> [WRITTEN EXERCISE]
The entries below are to be repeated exactly as they stand.

[Stored data]
***
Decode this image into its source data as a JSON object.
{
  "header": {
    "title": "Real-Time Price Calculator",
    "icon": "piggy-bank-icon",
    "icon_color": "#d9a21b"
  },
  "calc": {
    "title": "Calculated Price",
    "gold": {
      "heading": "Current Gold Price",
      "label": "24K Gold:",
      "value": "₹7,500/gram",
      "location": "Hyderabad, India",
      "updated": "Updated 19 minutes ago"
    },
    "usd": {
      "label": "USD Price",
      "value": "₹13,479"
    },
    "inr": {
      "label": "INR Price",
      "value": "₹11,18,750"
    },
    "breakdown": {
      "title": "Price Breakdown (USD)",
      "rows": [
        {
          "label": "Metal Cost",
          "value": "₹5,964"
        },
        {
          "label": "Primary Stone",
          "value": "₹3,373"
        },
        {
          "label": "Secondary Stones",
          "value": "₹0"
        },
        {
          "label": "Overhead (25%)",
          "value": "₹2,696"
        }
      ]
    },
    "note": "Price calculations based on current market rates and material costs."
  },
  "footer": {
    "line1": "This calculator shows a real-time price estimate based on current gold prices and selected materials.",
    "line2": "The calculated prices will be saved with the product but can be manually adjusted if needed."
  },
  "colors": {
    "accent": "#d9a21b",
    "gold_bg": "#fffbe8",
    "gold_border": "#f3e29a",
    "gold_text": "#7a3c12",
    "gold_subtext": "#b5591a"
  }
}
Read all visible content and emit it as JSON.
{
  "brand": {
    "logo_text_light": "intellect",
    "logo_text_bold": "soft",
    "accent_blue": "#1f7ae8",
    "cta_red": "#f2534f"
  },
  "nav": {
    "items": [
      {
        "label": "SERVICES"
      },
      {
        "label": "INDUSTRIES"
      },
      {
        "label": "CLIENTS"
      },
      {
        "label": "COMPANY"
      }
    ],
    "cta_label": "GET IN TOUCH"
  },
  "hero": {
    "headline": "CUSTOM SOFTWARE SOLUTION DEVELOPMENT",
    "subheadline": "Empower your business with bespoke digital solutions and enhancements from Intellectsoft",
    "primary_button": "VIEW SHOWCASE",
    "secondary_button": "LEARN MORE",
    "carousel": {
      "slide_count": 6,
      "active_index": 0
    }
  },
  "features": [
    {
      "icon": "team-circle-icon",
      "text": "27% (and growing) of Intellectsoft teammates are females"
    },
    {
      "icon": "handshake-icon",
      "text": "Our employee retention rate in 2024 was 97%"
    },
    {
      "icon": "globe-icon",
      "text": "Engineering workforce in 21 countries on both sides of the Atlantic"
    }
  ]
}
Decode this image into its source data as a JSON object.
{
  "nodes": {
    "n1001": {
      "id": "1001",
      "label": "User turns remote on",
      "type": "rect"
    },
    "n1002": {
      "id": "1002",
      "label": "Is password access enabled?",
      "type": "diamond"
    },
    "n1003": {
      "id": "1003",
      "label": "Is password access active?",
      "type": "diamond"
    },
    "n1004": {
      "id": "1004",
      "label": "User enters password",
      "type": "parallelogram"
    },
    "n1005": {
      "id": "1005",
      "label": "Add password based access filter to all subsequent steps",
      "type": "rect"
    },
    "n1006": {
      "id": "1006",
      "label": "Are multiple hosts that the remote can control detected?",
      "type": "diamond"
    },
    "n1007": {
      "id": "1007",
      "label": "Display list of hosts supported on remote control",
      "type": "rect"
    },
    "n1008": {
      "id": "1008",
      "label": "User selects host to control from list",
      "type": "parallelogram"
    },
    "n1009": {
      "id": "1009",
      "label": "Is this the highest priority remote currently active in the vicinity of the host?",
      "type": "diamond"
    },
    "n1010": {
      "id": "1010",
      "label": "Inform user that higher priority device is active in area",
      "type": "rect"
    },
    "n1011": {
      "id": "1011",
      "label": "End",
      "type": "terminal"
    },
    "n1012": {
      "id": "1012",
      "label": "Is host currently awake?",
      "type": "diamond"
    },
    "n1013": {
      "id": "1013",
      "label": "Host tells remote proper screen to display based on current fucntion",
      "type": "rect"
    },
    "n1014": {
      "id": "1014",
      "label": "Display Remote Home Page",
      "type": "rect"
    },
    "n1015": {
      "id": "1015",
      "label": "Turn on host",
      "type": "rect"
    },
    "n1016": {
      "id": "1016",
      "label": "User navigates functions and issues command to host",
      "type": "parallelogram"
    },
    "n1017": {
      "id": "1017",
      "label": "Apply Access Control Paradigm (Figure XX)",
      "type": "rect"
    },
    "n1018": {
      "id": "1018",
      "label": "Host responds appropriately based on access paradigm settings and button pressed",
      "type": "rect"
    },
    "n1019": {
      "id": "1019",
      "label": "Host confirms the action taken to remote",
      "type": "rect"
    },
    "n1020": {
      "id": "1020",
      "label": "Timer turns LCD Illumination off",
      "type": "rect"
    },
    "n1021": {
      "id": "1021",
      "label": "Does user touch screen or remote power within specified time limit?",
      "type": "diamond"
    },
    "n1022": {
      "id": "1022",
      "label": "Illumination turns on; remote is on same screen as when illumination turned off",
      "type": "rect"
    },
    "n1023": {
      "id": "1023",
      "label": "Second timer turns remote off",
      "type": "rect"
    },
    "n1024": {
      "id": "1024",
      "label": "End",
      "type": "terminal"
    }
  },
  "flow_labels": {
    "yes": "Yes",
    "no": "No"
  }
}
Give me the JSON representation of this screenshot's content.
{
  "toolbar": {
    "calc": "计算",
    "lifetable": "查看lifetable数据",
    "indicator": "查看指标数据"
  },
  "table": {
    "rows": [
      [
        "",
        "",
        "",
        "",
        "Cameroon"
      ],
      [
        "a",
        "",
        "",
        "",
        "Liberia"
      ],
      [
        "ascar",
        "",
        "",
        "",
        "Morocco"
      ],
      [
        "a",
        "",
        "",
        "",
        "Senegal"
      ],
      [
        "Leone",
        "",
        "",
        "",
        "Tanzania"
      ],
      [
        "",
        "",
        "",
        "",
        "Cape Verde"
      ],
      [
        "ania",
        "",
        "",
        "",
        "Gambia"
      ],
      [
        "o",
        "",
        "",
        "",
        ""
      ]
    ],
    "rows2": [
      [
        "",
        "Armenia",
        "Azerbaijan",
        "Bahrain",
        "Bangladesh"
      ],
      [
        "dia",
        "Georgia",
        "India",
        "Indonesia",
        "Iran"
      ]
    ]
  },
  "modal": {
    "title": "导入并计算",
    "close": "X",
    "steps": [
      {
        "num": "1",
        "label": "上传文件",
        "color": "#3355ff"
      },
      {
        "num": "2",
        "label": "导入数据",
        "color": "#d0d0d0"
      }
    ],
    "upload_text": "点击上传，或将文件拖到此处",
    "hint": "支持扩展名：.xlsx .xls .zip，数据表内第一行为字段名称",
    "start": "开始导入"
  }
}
***
> [THE ANSWER]
Decode this image into its source data as a JSON object.
{
  "header": {
    "title": "Real-Time Price Calculator",
    "icon": "piggy-bank-icon",
    "icon_color": "#d9a21b"
  },
  "calc": {
    "title": "Calculated Price",
    "gold": {
      "heading": "Current Gold Price",
      "label": "24K Gold:",
      "value": "₹7,500/gram",
      "location": "Hyderabad, India",
      "updated": "Updated 19 minutes ago"
    },
    "usd": {
      "label": "USD Price",
      "value": "₹13,479"
    },
    "inr": {
      "label": "INR Price",
      "value": "₹11,18,750"
    },
    "breakdown": {
      "title": "Price Breakdown (USD)",
      "rows": [
        {
          "label": "Metal Cost",
          "value": "₹5,964"
        },
        {
          "label": "Primary Stone",
          "value": "₹3,373"
        },
        {
          "label": "Secondary Stones",
          "value": "₹0"
        },
        {
          "label": "Overhead (25%)",
          "value": "₹2,696"
        }
      ]
    },
    "note": "Price calculations based on current market rates and material costs."
  },
  "footer": {
    "line1": "This calculator shows a real-time price estimate based on current gold prices and selected materials.",
    "line2": "The calculated prices will be saved with the product but can be manually adjusted if needed."
  },
  "colors": {
    "accent": "#d9a21b",
    "gold_bg": "#fffbe8",
    "gold_border": "#f3e29a",
    "gold_text": "#7a3c12",
    "gold_subtext": "#b5591a"
  }
}
Read all visible content and emit it as JSON.
{
  "brand": {
    "logo_text_light": "intellect",
    "logo_text_bold": "soft",
    "accent_blue": "#1f7ae8",
    "cta_red": "#f2534f"
  },
  "nav": {
    "items": [
      {
        "label": "SERVICES"
      },
      {
        "label": "INDUSTRIES"
      },
      {
        "label": "CLIENTS"
      },
      {
        "label": "COMPANY"
      }
    ],
    "cta_label": "GET IN TOUCH"
  },
  "hero": {
    "headline": "CUSTOM SOFTWARE SOLUTION DEVELOPMENT",
    "subheadline": "Empower your business with bespoke digital solutions and enhancements from Intellectsoft",
    "primary_button": "VIEW SHOWCASE",
    "secondary_button": "LEARN MORE",
    "carousel": {
      "slide_count": 6,
      "active_index": 0
    }
  },
  "features": [
    {
      "icon": "team-circle-icon",
      "text": "27% (and growing) of Intellectsoft teammates are females"
    },
    {
      "icon": "handshake-icon",
      "text": "Our employee retention rate in 2024 was 97%"
    },
    {
      "icon": "globe-icon",
      "text": "Engineering workforce in 21 countries on both sides of the Atlantic"
    }
  ]
}
Decode this image into its source data as a JSON object.
{
  "nodes": {
    "n1001": {
      "id": "1001",
      "label": "User turns remote on",
      "type": "rect"
    },
    "n1002": {
      "id": "1002",
      "label": "Is password access enabled?",
      "type": "diamond"
    },
    "n1003": {
      "id": "1003",
      "label": "Is password access active?",
      "type": "diamond"
    },
    "n1004": {
      "id": "1004",
      "label": "User enters password",
      "type": "parallelogram"
    },
    "n1005": {
      "id": "1005",
      "label": "Add password based access filter to all subsequent steps",
      "type": "rect"
    },
    "n1006": {
      "id": "1006",
      "label": "Are multiple hosts that the remote can control detected?",
      "type": "diamond"
    },
    "n1007": {
      "id": "1007",
      "label": "Display list of hosts supported on remote control",
      "type": "rect"
    },
    "n1008": {
      "id": "1008",
      "label": "User selects host to control from list",
      "type": "parallelogram"
    },
    "n1009": {
      "id": "1009",
      "label": "Is this the highest priority remote currently active in the vicinity of the host?",
      "type": "diamond"
    },
    "n1010": {
      "id": "1010",
      "label": "Inform user that higher priority device is active in area",
      "type": "rect"
    },
    "n1011": {
      "id": "1011",
      "label": "End",
      "type": "terminal"
    },
    "n1012": {
      "id": "1012",
      "label": "Is host currently awake?",
      "type": "diamond"
    },
    "n1013": {
      "id": "1013",
      "label": "Host tells remote proper screen to display based on current fucntion",
      "type": "rect"
    },
    "n1014": {
      "id": "1014",
      "label": "Display Remote Home Page",
      "type": "rect"
    },
    "n1015": {
      "id": "1015",
      "label": "Turn on host",
      "type": "rect"
    },
    "n1016": {
      "id": "1016",
      "label": "User navigates functions and issues command to host",
      "type": "parallelogram"
    },
    "n1017": {
      "id": "1017",
      "label": "Apply Access Control Paradigm (Figure XX)",
      "type": "rect"
    },
    "n1018": {
      "id": "1018",
      "label": "Host responds appropriately based on access paradigm settings and button pressed",
      "type": "rect"
    },
    "n1019": {
      "id": "1019",
      "label": "Host confirms the action taken to remote",
      "type": "rect"
    },
    "n1020": {
      "id": "1020",
      "label": "Timer turns LCD Illumination off",
      "type": "rect"
    },
    "n1021": {
      "id": "1021",
      "label": "Does user touch screen or remote power within specified time limit?",
      "type": "diamond"
    },
    "n1022": {
      "id": "1022",
      "label": "Illumination turns on; remote is on same screen as when illumination turned off",
      "type": "rect"
    },
    "n1023": {
      "id": "1023",
      "label": "Second timer turns remote off",
      "type": "rect"
    },
    "n1024": {
      "id": "1024",
      "label": "End",
      "type": "terminal"
    }
  },
  "flow_labels": {
    "yes": "Yes",
    "no": "No"
  }
}
Give me the JSON representation of this screenshot's content.
{
  "toolbar": {
    "calc": "计算",
    "lifetable": "查看lifetable数据",
    "indicator": "查看指标数据"
  },
  "table": {
    "rows": [
      [
        "",
        "",
        "",
        "",
        "Cameroon"
      ],
      [
        "a",
        "",
        "",
        "",
        "Liberia"
      ],
      [
        "ascar",
        "",
        "",
        "",
        "Morocco"
      ],
      [
        "a",
        "",
        "",
        "",
        "Senegal"
      ],
      [
        "Leone",
        "",
        "",
        "",
        "Tanzania"
      ],
      [
        "",
        "",
        "",
        "",
        "Cape Verde"
      ],
      [
        "ania",
        "",
        "",
        "",
        "Gambia"
      ],
      [
        "o",
        "",
        "",
        "",
        ""
      ]
    ],
    "rows2": [
      [
        "",
        "Armenia",
        "Azerbaijan",
        "Bahrain",
        "Bangladesh"
      ],
      [
        "dia",
        "Georgia",
        "India",
        "Indonesia",
        "Iran"
      ]
    ]
  },
  "modal": {
    "title": "导入并计算",
    "close": "X",
    "steps": [
      {
        "num": "1",
        "label": "上传文件",
        "color": "#3355ff"
      },
      {
        "num": "2",
        "label": "导入数据",
        "color": "#d0d0d0"
      }
    ],
    "upload_text": "点击上传，或将文件拖到此处",
    "hint": "支持扩展名：.xlsx .xls .zip，数据表内第一行为字段名称",
    "start": "开始导入"
  }
}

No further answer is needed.